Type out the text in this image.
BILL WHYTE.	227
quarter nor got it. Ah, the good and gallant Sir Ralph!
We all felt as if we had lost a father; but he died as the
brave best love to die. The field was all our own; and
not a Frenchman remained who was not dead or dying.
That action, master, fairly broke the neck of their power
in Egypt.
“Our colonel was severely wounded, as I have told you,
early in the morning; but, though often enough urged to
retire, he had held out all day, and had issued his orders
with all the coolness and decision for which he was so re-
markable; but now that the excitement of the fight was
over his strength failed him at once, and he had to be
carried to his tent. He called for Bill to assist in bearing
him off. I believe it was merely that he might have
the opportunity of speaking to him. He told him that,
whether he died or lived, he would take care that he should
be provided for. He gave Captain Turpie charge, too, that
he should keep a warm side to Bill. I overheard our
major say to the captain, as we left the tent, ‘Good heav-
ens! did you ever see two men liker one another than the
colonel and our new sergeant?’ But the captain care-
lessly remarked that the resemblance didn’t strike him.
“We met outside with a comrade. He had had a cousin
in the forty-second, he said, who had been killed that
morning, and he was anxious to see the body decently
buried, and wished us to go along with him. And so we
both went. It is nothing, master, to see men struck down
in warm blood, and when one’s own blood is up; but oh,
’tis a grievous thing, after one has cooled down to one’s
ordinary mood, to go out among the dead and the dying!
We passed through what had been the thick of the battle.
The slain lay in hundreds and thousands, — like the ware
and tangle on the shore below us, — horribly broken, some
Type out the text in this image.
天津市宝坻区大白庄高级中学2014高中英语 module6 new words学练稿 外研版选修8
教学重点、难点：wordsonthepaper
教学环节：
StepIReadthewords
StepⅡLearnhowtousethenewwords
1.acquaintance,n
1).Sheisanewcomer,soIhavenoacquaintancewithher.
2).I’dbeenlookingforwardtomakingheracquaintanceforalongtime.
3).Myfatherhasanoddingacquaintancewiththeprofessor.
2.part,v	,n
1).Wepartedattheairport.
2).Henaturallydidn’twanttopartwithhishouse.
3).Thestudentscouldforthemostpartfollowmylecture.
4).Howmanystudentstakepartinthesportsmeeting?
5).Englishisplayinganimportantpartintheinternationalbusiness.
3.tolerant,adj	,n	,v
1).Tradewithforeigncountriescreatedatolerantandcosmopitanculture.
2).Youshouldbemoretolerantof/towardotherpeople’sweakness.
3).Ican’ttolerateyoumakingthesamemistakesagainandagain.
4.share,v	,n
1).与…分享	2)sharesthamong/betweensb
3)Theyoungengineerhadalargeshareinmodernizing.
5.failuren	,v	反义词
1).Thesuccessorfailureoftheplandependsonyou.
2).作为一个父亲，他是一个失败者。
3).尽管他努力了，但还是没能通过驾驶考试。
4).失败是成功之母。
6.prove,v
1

Task to carry out: Repeat the entries exactly, all of them.

Exercise answer:
Type out the text in this image.
BILL WHYTE.	227
quarter nor got it. Ah, the good and gallant Sir Ralph!
We all felt as if we had lost a father; but he died as the
brave best love to die. The field was all our own; and
not a Frenchman remained who was not dead or dying.
That action, master, fairly broke the neck of their power
in Egypt.
“Our colonel was severely wounded, as I have told you,
early in the morning; but, though often enough urged to
retire, he had held out all day, and had issued his orders
with all the coolness and decision for which he was so re-
markable; but now that the excitement of the fight was
over his strength failed him at once, and he had to be
carried to his tent. He called for Bill to assist in bearing
him off. I believe it was merely that he might have
the opportunity of speaking to him. He told him that,
whether he died or lived, he would take care that he should
be provided for. He gave Captain Turpie charge, too, that
he should keep a warm side to Bill. I overheard our
major say to the captain, as we left the tent, ‘Good heav-
ens! did you ever see two men liker one another than the
colonel and our new sergeant?’ But the captain care-
lessly remarked that the resemblance didn’t strike him.
“We met outside with a comrade. He had had a cousin
in the forty-second, he said, who had been killed that
morning, and he was anxious to see the body decently
buried, and wished us to go along with him. And so we
both went. It is nothing, master, to see men struck down
in warm blood, and when one’s own blood is up; but oh,
’tis a grievous thing, after one has cooled down to one’s
ordinary mood, to go out among the dead and the dying!
We passed through what had been the thick of the battle.
The slain lay in hundreds and thousands, — like the ware
and tangle on the shore below us, — horribly broken, some
Type out the text in this image.
天津市宝坻区大白庄高级中学2014高中英语 module6 new words学练稿 外研版选修8
教学重点、难点：wordsonthepaper
教学环节：
StepIReadthewords
StepⅡLearnhowtousethenewwords
1.acquaintance,n
1).Sheisanewcomer,soIhavenoacquaintancewithher.
2).I’dbeenlookingforwardtomakingheracquaintanceforalongtime.
3).Myfatherhasanoddingacquaintancewiththeprofessor.
2.part,v	,n
1).Wepartedattheairport.
2).Henaturallydidn’twanttopartwithhishouse.
3).Thestudentscouldforthemostpartfollowmylecture.
4).Howmanystudentstakepartinthesportsmeeting?
5).Englishisplayinganimportantpartintheinternationalbusiness.
3.tolerant,adj	,n	,v
1).Tradewithforeigncountriescreatedatolerantandcosmopitanculture.
2).Youshouldbemoretolerantof/towardotherpeople’sweakness.
3).Ican’ttolerateyoumakingthesamemistakesagainandagain.
4.share,v	,n
1).与…分享	2)sharesthamong/betweensb
3)Theyoungengineerhadalargeshareinmodernizing.
5.failuren	,v	反义词
1).Thesuccessorfailureoftheplandependsonyou.
2).作为一个父亲，他是一个失败者。
3).尽管他努力了，但还是没能通过驾驶考试。
4).失败是成功之母。
6.prove,v
1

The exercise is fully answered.